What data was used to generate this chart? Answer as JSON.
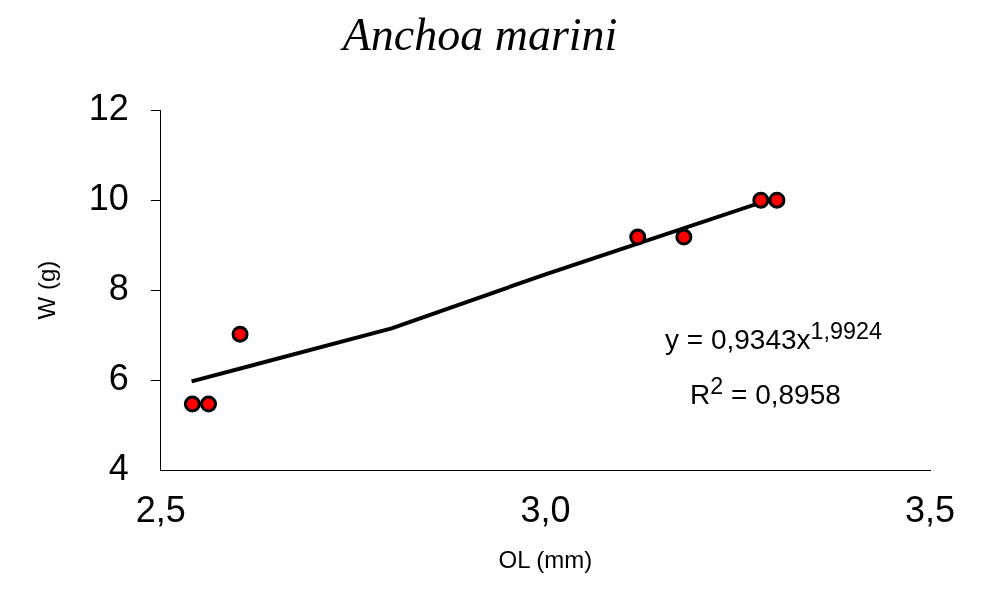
{
  "chart_data": {
    "type": "scatter",
    "title": "Anchoa marini",
    "xlabel": "OL (mm)",
    "ylabel": "W (g)",
    "xlim": [
      2.5,
      3.5
    ],
    "xticks": [
      {
        "value": 2.5,
        "label": "2,5"
      },
      {
        "value": 3.0,
        "label": "3,0"
      },
      {
        "value": 3.5,
        "label": "3,5"
      }
    ],
    "ylim": [
      4,
      12
    ],
    "yticks": [
      4,
      6,
      8,
      10,
      12
    ],
    "grid": false,
    "legend": false,
    "marker": "circle",
    "series": [
      {
        "color": "#ff0000",
        "x": [
          2.541,
          2.562,
          2.603,
          3.12,
          3.18,
          3.28,
          3.301
        ],
        "values": [
          5.47,
          5.47,
          7.02,
          9.18,
          9.18,
          10.0,
          10.0
        ]
      },
      {
        "type": "line",
        "color": "#000000",
        "marker": "none",
        "line_style": "solid",
        "x": [
          2.54,
          2.8,
          3.0,
          3.3
        ],
        "values": [
          5.97,
          7.15,
          8.35,
          10.06
        ]
      }
    ],
    "annotations": [
      "y = 0,9343x$^{1,9924}$",
      "R$^{2}$ = 0,8958"
    ]
  }
}
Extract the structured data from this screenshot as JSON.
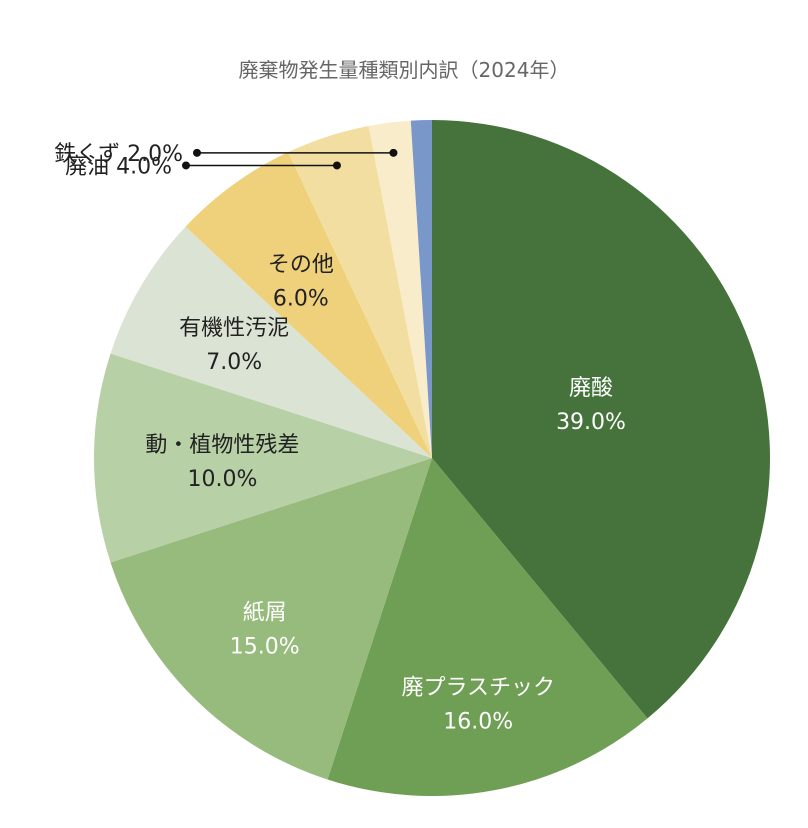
{
  "chart_data": {
    "type": "pie",
    "title": "廃棄物発生量種類別内訳（2024年）",
    "unit": "%",
    "slices": [
      {
        "category": "廃酸",
        "value": 39.0,
        "percent_label": "39.0%",
        "color": "#45733b",
        "text_color": "#ffffff"
      },
      {
        "category": "廃プラスチック",
        "value": 16.0,
        "percent_label": "16.0%",
        "color": "#6f9e55",
        "text_color": "#ffffff"
      },
      {
        "category": "紙屑",
        "value": 15.0,
        "percent_label": "15.0%",
        "color": "#97bb7c",
        "text_color": "#ffffff"
      },
      {
        "category": "動・植物性残差",
        "value": 10.0,
        "percent_label": "10.0%",
        "color": "#b7d0a6",
        "text_color": "#222222"
      },
      {
        "category": "有機性汚泥",
        "value": 7.0,
        "percent_label": "7.0%",
        "color": "#dbe4d4",
        "text_color": "#222222"
      },
      {
        "category": "その他",
        "value": 6.0,
        "percent_label": "6.0%",
        "color": "#efd17b",
        "text_color": "#222222"
      },
      {
        "category": "廃油",
        "value": 4.0,
        "percent_label": "4.0%",
        "color": "#f3dea1",
        "text_color": "#222222",
        "label_outside": true
      },
      {
        "category": "鉄くず",
        "value": 2.0,
        "percent_label": "2.0%",
        "color": "#f8ecca",
        "text_color": "#222222",
        "label_outside": true
      },
      {
        "category": "",
        "value": 1.0,
        "percent_label": "",
        "color": "#7a97c9",
        "text_color": "#222222"
      }
    ]
  }
}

● AIM: Find each line with the string "this" and copy it out.

● TASK RESULT:
What data was used to generate this chart? Answer as JSON.
Extract the structured data from this screenshot as JSON.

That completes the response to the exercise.